| Task input |

--- BEGIN ---

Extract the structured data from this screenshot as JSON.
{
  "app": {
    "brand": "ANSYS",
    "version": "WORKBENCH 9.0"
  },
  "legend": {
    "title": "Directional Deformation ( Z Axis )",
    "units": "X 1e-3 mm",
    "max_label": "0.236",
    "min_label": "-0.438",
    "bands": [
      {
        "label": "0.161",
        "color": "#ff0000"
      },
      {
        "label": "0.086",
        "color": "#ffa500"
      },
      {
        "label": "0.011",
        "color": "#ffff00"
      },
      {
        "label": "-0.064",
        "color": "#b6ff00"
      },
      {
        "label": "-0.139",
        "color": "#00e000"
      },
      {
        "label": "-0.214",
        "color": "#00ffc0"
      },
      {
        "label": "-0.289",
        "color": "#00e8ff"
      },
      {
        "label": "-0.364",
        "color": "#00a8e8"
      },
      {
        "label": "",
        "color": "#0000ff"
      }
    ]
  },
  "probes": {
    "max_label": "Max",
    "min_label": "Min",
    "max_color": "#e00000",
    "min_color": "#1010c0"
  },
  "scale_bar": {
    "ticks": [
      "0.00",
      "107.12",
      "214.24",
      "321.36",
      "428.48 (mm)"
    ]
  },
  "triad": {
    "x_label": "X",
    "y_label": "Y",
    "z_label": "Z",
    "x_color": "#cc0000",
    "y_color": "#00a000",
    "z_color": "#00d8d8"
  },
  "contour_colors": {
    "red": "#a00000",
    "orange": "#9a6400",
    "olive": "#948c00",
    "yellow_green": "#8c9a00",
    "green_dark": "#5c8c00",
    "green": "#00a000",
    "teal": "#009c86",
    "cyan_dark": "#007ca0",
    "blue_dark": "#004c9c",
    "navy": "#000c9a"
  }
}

--- END ---

| Prompt |
Every entry must be output again, exactly as written above.

| Result of this task |
Extract the structured data from this screenshot as JSON.
{
  "app": {
    "brand": "ANSYS",
    "version": "WORKBENCH 9.0"
  },
  "legend": {
    "title": "Directional Deformation ( Z Axis )",
    "units": "X 1e-3 mm",
    "max_label": "0.236",
    "min_label": "-0.438",
    "bands": [
      {
        "label": "0.161",
        "color": "#ff0000"
      },
      {
        "label": "0.086",
        "color": "#ffa500"
      },
      {
        "label": "0.011",
        "color": "#ffff00"
      },
      {
        "label": "-0.064",
        "color": "#b6ff00"
      },
      {
        "label": "-0.139",
        "color": "#00e000"
      },
      {
        "label": "-0.214",
        "color": "#00ffc0"
      },
      {
        "label": "-0.289",
        "color": "#00e8ff"
      },
      {
        "label": "-0.364",
        "color": "#00a8e8"
      },
      {
        "label": "",
        "color": "#0000ff"
      }
    ]
  },
  "probes": {
    "max_label": "Max",
    "min_label": "Min",
    "max_color": "#e00000",
    "min_color": "#1010c0"
  },
  "scale_bar": {
    "ticks": [
      "0.00",
      "107.12",
      "214.24",
      "321.36",
      "428.48 (mm)"
    ]
  },
  "triad": {
    "x_label": "X",
    "y_label": "Y",
    "z_label": "Z",
    "x_color": "#cc0000",
    "y_color": "#00a000",
    "z_color": "#00d8d8"
  },
  "contour_colors": {
    "red": "#a00000",
    "orange": "#9a6400",
    "olive": "#948c00",
    "yellow_green": "#8c9a00",
    "green_dark": "#5c8c00",
    "green": "#00a000",
    "teal": "#009c86",
    "cyan_dark": "#007ca0",
    "blue_dark": "#004c9c",
    "navy": "#000c9a"
  }
}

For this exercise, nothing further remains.